### Challenge
Copy every line from the material below that holds "JSON".

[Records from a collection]
****
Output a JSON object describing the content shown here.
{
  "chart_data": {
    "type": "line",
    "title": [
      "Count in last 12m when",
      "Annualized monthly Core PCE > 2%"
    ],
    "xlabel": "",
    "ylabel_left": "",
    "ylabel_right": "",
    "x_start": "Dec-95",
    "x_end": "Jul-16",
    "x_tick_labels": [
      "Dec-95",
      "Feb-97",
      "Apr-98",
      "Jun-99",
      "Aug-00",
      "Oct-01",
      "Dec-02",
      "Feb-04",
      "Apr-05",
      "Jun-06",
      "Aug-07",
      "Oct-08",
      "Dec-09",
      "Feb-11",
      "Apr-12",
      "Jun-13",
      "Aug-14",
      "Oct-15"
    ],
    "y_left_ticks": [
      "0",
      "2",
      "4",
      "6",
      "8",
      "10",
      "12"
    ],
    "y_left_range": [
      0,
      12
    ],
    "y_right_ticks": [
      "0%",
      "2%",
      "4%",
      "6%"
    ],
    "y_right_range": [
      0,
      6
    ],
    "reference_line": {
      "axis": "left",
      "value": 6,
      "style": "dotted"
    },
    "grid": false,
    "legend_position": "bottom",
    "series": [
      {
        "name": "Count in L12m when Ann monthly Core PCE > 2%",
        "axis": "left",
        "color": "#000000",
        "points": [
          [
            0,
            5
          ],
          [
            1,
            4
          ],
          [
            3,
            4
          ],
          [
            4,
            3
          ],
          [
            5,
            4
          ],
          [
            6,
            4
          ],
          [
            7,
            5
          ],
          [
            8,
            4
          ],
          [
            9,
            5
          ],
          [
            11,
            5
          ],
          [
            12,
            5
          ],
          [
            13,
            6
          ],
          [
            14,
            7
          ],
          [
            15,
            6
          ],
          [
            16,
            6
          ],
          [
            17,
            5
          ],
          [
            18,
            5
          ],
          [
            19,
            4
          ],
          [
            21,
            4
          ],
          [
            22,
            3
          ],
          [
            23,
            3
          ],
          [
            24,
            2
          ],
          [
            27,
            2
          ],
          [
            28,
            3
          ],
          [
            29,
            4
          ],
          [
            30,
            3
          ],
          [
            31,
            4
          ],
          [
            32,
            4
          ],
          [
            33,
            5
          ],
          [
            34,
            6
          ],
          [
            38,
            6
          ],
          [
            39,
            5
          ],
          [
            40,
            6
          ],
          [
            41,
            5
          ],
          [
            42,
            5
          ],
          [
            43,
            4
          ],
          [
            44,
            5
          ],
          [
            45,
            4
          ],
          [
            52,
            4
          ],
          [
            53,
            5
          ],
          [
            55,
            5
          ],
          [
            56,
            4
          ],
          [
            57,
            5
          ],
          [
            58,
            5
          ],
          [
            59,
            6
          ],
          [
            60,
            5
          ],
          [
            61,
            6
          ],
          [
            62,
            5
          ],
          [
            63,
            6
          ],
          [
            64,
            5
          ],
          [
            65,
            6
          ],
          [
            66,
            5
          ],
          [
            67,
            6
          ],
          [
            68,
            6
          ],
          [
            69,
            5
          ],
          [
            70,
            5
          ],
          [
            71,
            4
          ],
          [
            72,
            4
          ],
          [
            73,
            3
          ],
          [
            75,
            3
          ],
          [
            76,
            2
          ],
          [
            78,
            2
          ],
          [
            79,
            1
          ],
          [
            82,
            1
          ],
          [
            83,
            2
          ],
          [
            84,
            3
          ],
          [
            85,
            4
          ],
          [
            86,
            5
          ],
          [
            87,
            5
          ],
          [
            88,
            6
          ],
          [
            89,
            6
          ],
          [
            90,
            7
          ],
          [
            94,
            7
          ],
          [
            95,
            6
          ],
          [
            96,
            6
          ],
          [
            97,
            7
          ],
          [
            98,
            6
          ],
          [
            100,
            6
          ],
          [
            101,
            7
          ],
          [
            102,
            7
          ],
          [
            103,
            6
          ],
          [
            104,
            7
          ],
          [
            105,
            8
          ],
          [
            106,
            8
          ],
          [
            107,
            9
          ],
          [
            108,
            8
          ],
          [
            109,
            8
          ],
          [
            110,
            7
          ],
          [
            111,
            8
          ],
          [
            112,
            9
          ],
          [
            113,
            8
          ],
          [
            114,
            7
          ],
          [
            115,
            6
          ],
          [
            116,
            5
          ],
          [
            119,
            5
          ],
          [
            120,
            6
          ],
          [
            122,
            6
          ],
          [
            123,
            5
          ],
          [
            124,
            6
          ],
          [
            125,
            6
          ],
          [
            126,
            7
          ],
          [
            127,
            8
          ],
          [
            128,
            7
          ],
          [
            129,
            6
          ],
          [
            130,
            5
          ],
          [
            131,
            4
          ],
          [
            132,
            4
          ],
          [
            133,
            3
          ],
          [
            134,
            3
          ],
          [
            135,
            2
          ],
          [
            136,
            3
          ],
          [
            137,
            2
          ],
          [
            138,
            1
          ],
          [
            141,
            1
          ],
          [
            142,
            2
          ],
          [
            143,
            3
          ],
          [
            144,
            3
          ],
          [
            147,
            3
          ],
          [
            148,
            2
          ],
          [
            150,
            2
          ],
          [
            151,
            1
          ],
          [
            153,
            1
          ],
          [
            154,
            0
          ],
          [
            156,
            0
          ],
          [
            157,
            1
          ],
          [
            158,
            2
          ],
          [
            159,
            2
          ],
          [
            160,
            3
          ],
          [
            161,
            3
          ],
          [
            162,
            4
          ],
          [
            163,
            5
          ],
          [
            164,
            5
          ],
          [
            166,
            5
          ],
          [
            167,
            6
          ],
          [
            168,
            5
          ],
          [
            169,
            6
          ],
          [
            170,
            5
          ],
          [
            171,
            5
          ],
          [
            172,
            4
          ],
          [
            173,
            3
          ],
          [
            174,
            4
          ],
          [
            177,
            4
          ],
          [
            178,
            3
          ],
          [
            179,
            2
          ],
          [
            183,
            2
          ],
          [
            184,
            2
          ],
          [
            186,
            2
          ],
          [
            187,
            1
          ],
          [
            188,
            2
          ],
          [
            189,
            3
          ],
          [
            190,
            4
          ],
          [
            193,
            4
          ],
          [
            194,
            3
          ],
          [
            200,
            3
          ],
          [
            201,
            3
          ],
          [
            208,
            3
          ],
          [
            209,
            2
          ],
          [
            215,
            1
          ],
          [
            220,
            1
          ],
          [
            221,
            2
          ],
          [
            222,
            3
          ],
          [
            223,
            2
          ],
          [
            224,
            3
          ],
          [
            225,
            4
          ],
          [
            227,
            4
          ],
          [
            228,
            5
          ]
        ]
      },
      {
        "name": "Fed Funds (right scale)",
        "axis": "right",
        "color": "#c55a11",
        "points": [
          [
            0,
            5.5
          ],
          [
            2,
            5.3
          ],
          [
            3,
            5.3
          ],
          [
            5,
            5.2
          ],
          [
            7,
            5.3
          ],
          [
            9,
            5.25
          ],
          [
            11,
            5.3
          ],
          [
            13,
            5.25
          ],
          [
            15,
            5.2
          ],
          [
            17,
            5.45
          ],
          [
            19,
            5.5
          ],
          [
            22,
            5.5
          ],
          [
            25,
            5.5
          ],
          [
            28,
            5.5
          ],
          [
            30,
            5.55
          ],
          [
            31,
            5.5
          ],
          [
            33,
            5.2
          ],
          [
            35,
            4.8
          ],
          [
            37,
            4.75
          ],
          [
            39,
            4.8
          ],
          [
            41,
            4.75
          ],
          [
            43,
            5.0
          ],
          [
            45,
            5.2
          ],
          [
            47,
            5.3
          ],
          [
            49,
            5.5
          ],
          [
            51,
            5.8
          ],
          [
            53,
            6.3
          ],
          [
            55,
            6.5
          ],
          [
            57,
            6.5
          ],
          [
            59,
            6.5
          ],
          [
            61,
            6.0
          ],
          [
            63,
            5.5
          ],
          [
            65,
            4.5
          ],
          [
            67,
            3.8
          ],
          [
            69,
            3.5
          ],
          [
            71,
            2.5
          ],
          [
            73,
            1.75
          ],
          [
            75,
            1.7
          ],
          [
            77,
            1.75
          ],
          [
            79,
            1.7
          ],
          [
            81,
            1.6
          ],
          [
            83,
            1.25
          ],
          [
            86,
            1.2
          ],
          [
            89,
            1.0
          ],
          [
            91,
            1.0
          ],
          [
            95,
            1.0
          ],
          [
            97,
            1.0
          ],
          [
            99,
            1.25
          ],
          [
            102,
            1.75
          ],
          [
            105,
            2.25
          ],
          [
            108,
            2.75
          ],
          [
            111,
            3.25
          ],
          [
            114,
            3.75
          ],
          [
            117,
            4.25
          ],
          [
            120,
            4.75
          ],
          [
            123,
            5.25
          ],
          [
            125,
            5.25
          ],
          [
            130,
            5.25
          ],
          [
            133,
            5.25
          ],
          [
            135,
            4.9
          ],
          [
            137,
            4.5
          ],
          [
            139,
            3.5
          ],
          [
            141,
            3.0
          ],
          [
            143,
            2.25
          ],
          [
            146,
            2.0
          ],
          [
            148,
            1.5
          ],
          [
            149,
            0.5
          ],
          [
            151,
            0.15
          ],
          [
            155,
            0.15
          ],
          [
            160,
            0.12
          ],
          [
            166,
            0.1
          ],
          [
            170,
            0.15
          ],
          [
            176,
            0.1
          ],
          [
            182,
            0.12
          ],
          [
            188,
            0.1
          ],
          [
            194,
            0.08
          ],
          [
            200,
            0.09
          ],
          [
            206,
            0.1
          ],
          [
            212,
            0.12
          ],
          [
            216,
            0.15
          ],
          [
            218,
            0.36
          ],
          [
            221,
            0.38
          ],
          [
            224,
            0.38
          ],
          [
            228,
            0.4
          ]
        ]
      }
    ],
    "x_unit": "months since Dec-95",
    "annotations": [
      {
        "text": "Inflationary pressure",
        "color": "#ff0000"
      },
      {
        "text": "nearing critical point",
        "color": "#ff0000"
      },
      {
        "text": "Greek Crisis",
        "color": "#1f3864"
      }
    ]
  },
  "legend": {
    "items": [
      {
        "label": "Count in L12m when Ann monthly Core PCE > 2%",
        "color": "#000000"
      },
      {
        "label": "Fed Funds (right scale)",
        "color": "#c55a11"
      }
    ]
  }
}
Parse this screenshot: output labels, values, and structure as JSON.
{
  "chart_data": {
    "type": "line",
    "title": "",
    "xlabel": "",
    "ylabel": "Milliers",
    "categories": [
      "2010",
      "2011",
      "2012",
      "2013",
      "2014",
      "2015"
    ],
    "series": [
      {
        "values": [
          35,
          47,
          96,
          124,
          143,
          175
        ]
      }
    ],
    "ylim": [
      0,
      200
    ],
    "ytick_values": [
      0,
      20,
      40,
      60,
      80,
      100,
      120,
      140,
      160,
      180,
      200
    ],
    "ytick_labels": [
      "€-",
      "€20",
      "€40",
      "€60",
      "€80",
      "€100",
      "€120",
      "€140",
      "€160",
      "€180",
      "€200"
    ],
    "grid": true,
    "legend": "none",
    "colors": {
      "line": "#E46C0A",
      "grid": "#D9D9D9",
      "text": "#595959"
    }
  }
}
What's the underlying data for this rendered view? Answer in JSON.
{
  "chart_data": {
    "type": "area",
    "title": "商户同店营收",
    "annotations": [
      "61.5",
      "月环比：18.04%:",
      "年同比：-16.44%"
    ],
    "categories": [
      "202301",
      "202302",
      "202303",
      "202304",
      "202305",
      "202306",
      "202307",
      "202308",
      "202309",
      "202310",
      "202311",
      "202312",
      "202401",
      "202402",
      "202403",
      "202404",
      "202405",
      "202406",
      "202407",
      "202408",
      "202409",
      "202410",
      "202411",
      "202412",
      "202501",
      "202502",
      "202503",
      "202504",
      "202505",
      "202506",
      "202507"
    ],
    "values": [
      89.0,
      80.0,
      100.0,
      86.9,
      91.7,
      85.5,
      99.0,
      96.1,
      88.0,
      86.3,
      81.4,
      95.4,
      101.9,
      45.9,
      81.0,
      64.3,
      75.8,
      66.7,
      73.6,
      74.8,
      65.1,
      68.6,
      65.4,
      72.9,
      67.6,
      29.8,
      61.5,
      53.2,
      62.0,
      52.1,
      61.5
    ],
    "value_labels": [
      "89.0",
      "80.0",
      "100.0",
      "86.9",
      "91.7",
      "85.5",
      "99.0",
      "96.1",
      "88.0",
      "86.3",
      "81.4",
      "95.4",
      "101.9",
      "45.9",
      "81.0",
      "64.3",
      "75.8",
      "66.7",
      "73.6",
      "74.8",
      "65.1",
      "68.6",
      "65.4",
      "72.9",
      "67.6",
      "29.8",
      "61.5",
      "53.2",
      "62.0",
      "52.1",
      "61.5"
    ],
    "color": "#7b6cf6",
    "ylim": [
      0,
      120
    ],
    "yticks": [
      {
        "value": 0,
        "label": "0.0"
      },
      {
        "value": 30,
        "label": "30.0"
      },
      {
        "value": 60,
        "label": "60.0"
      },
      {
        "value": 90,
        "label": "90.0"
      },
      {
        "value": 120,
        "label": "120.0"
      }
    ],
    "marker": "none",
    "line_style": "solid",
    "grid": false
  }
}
****
### Correct result
Output a JSON object describing the content shown here.
Parse this screenshot: output labels, values, and structure as JSON.
What's the underlying data for this rendered view? Answer in JSON.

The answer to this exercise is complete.